┌──
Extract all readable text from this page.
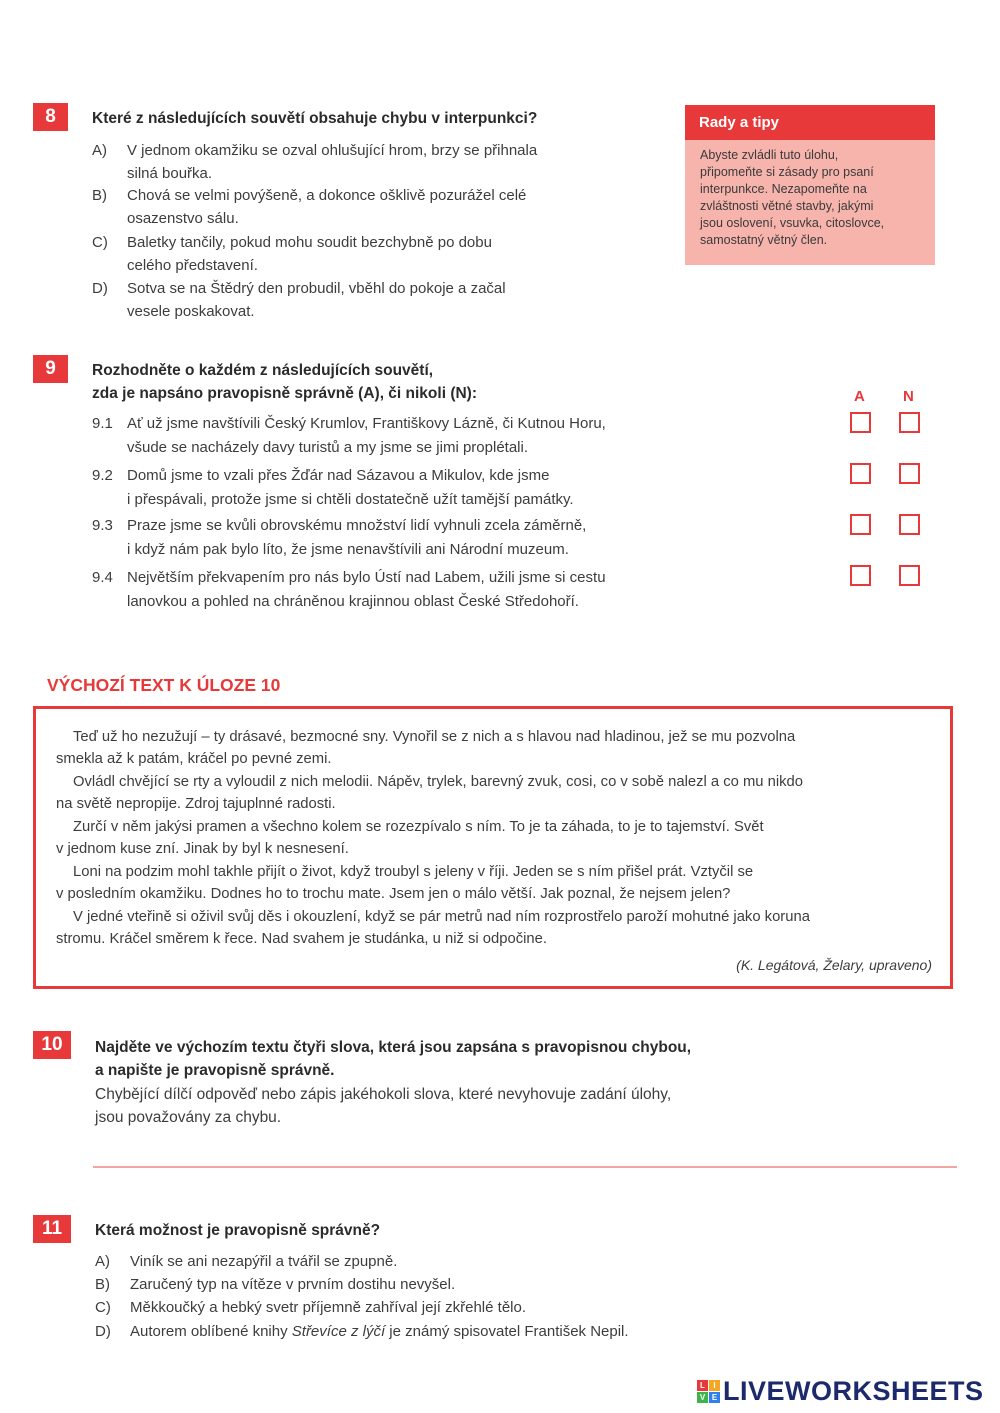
8	Které z následujících souvětí obsahuje chybu v interpunkci?
A) V jednom okamžiku se ozval ohlušující hrom, brzy se přihnala
silná bouřka.
B) Chová se velmi povýšeně, a dokonce ošklivě pozurážel celé
osazenstvo sálu.
C) Baletky tančily, pokud mohu soudit bezchybně po dobu
celého představení.
D) Sotva se na Štědrý den probudil, vběhl do pokoje a začal
vesele poskakovat.
Rady a tipy
Abyste zvládli tuto úlohu,
připomeňte si zásady pro psaní
interpunkce. Nezapomeňte na
zvláštnosti větné stavby, jakými
jsou oslovení, vsuvka, citoslovce,
samostatný větný člen.
9	Rozhodněte o každém z následujících souvětí,
zda je napsáno pravopisně správně (A), či nikoli (N):	A	N
9.1 Ať už jsme navštívili Český Krumlov, Františkovy Lázně, či Kutnou Horu,
všude se nacházely davy turistů a my jsme se jimi proplétali.
9.2 Domů jsme to vzali přes Žďár nad Sázavou a Mikulov, kde jsme
i přespávali, protože jsme si chtěli dostatečně užít tamější památky.
9.3 Praze jsme se kvůli obrovskému množství lidí vyhnuli zcela záměrně,
i když nám pak bylo líto, že jsme nenavštívili ani Národní muzeum.
9.4 Největším překvapením pro nás bylo Ústí nad Labem, užili jsme si cestu
lanovkou a pohled na chráněnou krajinnou oblast České Středohoří.
VÝCHOZÍ TEXT K ÚLOZE 10
Teď už ho nezužují – ty drásavé, bezmocné sny. Vynořil se z nich a s hlavou nad hladinou, jež se mu pozvolna
smekla až k patám, kráčel po pevné zemi.
Ovládl chvějící se rty a vyloudil z nich melodii. Nápěv, trylek, barevný zvuk, cosi, co v sobě nalezl a co mu nikdo
na světě nepropije. Zdroj tajuplnné radosti.
Zurčí v něm jakýsi pramen a všechno kolem se rozezpívalo s ním. To je ta záhada, to je to tajemství. Svět
v jednom kuse zní. Jinak by byl k nesnesení.
Loni na podzim mohl takhle přijít o život, když troubyl s jeleny v říji. Jeden se s ním přišel prát. Vztyčil se
v posledním okamžiku. Dodnes ho to trochu mate. Jsem jen o málo větší. Jak poznal, že nejsem jelen?
V jedné vteřině si oživil svůj děs i okouzlení, když se pár metrů nad ním rozprostřelo paroží mohutné jako koruna
stromu. Kráčel směrem k řece. Nad svahem je studánka, u niž si odpočine.
(K. Legátová, Želary, upraveno)
10	Najděte ve výchozím textu čtyři slova, která jsou zapsána s pravopisnou chybou,
a napište je pravopisně správně.
Chybějící dílčí odpověď nebo zápis jakéhokoli slova, které nevyhovuje zadání úlohy,
jsou považovány za chybu.
11	Která možnost je pravopisně správně?
A) Viník se ani nezapýřil a tvářil se zpupně.
B) Zaručený typ na vítěze v prvním dostihu nevyšel.
C) Měkkoučký a hebký svetr příjemně zahříval její zkřehlé tělo.
D) Autorem oblíbené knihy Střevíce z lýčí je známý spisovatel František Nepil.
L	I
V E LIVEWORKSHEETS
└──
■ **Exercise aim**:
Transcribe each entry precisely as given, leaving the pictures out.

■ **Result**:
Extract all readable text from this page.
8	Které z následujících souvětí obsahuje chybu v interpunkci?
A) V jednom okamžiku se ozval ohlušující hrom, brzy se přihnala
silná bouřka.
B) Chová se velmi povýšeně, a dokonce ošklivě pozurážel celé
osazenstvo sálu.
C) Baletky tančily, pokud mohu soudit bezchybně po dobu
celého představení.
D) Sotva se na Štědrý den probudil, vběhl do pokoje a začal
vesele poskakovat.
Rady a tipy
Abyste zvládli tuto úlohu,
připomeňte si zásady pro psaní
interpunkce. Nezapomeňte na
zvláštnosti větné stavby, jakými
jsou oslovení, vsuvka, citoslovce,
samostatný větný člen.
9	Rozhodněte o každém z následujících souvětí,
zda je napsáno pravopisně správně (A), či nikoli (N):	A	N
9.1 Ať už jsme navštívili Český Krumlov, Františkovy Lázně, či Kutnou Horu,
všude se nacházely davy turistů a my jsme se jimi proplétali.
9.2 Domů jsme to vzali přes Žďár nad Sázavou a Mikulov, kde jsme
i přespávali, protože jsme si chtěli dostatečně užít tamější památky.
9.3 Praze jsme se kvůli obrovskému množství lidí vyhnuli zcela záměrně,
i když nám pak bylo líto, že jsme nenavštívili ani Národní muzeum.
9.4 Největším překvapením pro nás bylo Ústí nad Labem, užili jsme si cestu
lanovkou a pohled na chráněnou krajinnou oblast České Středohoří.
VÝCHOZÍ TEXT K ÚLOZE 10
Teď už ho nezužují – ty drásavé, bezmocné sny. Vynořil se z nich a s hlavou nad hladinou, jež se mu pozvolna
smekla až k patám, kráčel po pevné zemi.
Ovládl chvějící se rty a vyloudil z nich melodii. Nápěv, trylek, barevný zvuk, cosi, co v sobě nalezl a co mu nikdo
na světě nepropije. Zdroj tajuplnné radosti.
Zurčí v něm jakýsi pramen a všechno kolem se rozezpívalo s ním. To je ta záhada, to je to tajemství. Svět
v jednom kuse zní. Jinak by byl k nesnesení.
Loni na podzim mohl takhle přijít o život, když troubyl s jeleny v říji. Jeden se s ním přišel prát. Vztyčil se
v posledním okamžiku. Dodnes ho to trochu mate. Jsem jen o málo větší. Jak poznal, že nejsem jelen?
V jedné vteřině si oživil svůj děs i okouzlení, když se pár metrů nad ním rozprostřelo paroží mohutné jako koruna
stromu. Kráčel směrem k řece. Nad svahem je studánka, u niž si odpočine.
(K. Legátová, Želary, upraveno)
10	Najděte ve výchozím textu čtyři slova, která jsou zapsána s pravopisnou chybou,
a napište je pravopisně správně.
Chybějící dílčí odpověď nebo zápis jakéhokoli slova, které nevyhovuje zadání úlohy,
jsou považovány za chybu.
11	Která možnost je pravopisně správně?
A) Viník se ani nezapýřil a tvářil se zpupně.
B) Zaručený typ na vítěze v prvním dostihu nevyšel.
C) Měkkoučký a hebký svetr příjemně zahříval její zkřehlé tělo.
D) Autorem oblíbené knihy Střevíce z lýčí je známý spisovatel František Nepil.
L	I
V E LIVEWORKSHEETS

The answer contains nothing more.